**PROBLEM:**
Every entry that follows needs to be repeated exactly.

**RECORDS TO USE:**

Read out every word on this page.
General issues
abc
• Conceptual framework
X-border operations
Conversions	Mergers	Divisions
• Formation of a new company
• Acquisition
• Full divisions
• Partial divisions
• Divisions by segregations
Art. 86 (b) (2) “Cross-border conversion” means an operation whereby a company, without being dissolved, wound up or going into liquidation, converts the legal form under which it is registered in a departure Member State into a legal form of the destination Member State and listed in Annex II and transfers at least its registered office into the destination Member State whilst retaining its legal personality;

**OUTPUT OF THE EXERCISE:**
Read out every word on this page.
General issues
abc
• Conceptual framework
X-border operations
Conversions	Mergers	Divisions
• Formation of a new company
• Acquisition
• Full divisions
• Partial divisions
• Divisions by segregations
Art. 86 (b) (2) “Cross-border conversion” means an operation whereby a company, without being dissolved, wound up or going into liquidation, converts the legal form under which it is registered in a departure Member State into a legal form of the destination Member State and listed in Annex II and transfers at least its registered office into the destination Member State whilst retaining its legal personality;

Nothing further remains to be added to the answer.